══ Record extracts ══

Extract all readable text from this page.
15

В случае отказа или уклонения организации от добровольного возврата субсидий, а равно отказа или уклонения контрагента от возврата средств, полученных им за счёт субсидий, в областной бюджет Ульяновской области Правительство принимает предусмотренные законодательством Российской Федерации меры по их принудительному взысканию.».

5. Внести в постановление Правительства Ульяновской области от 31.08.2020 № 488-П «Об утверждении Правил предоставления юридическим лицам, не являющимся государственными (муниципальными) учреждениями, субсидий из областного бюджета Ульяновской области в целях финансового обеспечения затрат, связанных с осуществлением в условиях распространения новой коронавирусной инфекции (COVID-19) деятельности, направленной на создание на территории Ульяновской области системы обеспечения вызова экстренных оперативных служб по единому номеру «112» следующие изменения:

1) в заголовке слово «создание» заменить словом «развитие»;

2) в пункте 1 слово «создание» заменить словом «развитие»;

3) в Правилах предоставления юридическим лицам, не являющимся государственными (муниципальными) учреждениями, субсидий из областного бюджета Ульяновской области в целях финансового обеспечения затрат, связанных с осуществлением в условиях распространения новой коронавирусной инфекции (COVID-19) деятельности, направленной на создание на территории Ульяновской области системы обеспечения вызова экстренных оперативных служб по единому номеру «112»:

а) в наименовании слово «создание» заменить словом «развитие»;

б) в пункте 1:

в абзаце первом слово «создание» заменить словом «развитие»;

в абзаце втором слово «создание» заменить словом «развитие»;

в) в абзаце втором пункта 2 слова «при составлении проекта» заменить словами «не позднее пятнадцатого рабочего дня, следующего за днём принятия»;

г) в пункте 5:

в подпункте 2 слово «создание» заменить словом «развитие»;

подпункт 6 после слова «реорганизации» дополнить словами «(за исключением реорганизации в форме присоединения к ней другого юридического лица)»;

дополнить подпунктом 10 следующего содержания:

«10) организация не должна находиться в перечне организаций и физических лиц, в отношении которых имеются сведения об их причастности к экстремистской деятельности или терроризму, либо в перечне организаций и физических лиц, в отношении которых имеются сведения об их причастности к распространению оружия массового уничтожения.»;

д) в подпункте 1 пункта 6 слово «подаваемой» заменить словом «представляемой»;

═══

### What is asked
Pick out each line containing "развитие" and report it.

### Output of the task
1) в заголовке слово «создание» заменить словом «развитие»;
2) в пункте 1 слово «создание» заменить словом «развитие»;
а) в наименовании слово «создание» заменить словом «развитие»;
в абзаце первом слово «создание» заменить словом «развитие»;
в абзаце втором слово «создание» заменить словом «развитие»;
в подпункте 2 слово «создание» заменить словом «развитие»;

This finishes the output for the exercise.